**Passage:**
######
Il arrive des fois où on a envie de dépaysement total, mais un vrai dépaysement. On a envie parfois de prolonger un rêve, qu’on ne saurait décrire, mais dans lequel on s’est senti bien. On a parfois envie de vivre dans l’infiniment petit, et de se demander de quoi il est peuplé, ou plutôt d’imaginer de quoi il est peuplé. On peut se demander ce que ça fait de vivre dans la peau d’un microbe, d’une bestiole, d’un insecte, voir d’un animal. En somme, on n’aimerait bien des fois sortir complètement de ce qu’on a connu jusque là, de vivre des sensations inexplicables, perdre ses repères avec notre monde, ne plus faire de lien, un monde parallèle en somme, qui n’a pas de liens quelconque avec le notre, un monde qu’on ne saurait situer avant ou après le notre dans le temps. L.O.L ne signifie pas ici Lot Of Laugh, mais Lack Of Love, « manque d’amour » en français. Manque d’amour ? Je vous arrête tout de suite, il n’est pas question ici d’un jeu coquin, mais d’un truc que vous ne connaissiez pas.
######
**Consigne 1:** Relevez tous les êtres dans la peau desquels, selon le passage, on peut se demander ce que ça fait de vivre.
**Consigne 2:** Rédigez la suite du passage consacré au jeu L.O.L, en reprenant après sa dernière phrase.
######
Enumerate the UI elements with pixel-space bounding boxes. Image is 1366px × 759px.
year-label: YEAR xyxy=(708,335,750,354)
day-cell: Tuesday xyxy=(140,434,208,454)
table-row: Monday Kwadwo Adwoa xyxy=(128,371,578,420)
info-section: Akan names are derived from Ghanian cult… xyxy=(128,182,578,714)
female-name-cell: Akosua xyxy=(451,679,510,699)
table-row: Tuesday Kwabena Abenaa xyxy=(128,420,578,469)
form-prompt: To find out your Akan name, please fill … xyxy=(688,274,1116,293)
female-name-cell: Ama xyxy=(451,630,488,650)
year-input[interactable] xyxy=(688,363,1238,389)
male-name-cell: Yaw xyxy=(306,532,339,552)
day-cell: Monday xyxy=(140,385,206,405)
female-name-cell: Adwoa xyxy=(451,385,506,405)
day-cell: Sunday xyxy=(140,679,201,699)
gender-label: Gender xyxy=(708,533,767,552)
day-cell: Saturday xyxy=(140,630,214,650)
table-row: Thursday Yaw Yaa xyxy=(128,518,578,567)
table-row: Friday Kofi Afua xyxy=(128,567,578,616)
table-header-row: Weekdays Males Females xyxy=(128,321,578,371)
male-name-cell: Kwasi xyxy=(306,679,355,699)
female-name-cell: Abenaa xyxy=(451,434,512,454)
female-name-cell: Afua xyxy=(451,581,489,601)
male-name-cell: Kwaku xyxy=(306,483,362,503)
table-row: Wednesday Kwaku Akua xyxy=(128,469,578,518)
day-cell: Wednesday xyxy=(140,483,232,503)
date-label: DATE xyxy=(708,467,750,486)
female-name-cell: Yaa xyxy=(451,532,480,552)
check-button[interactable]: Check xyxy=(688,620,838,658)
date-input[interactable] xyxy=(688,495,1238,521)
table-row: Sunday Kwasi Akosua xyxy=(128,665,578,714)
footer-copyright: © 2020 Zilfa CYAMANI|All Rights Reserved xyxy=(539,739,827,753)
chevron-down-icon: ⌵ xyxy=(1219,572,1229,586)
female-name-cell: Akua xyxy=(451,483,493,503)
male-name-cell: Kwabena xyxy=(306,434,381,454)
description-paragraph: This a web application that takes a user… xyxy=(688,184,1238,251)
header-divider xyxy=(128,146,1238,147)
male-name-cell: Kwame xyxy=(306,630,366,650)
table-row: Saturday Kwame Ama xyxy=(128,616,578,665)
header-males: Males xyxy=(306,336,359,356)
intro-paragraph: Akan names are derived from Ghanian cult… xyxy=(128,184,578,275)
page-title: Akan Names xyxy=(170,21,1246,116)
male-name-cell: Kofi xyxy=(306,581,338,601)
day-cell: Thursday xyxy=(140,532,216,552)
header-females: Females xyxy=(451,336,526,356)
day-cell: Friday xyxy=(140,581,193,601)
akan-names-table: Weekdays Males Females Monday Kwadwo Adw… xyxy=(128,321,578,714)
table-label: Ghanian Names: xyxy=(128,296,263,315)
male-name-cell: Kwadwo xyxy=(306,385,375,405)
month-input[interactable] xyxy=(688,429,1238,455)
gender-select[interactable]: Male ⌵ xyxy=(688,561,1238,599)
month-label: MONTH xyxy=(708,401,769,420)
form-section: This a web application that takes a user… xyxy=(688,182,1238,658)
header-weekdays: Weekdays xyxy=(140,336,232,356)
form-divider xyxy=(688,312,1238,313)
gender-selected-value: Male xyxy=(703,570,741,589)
######
**Réponse rédigée 1:**
- un microbe
- une bestiole
- un insecte
- un animal

**Réponse rédigée 2:**
O L'histoire O
La terre est surpeuplée, si bien qu’on envoie au plus vite une fusée pilotée par un robot, HALUMI, qui devra trouver à l’espèce humaine une nouvelle planète habitable. L’intro commence ici. La petite fusée traverse l’espace, et la musique d’un certain Ryuichi Sakamoto laisse installer en nous un sentiment de mélancolie. Les écrans de contrôle indiquent que cette planète ne va pas, celle-ci non plus, celle toujours pas…Ha ! Celle là va ! On y atterrit, et on sort les robots, les machines, et autre machins .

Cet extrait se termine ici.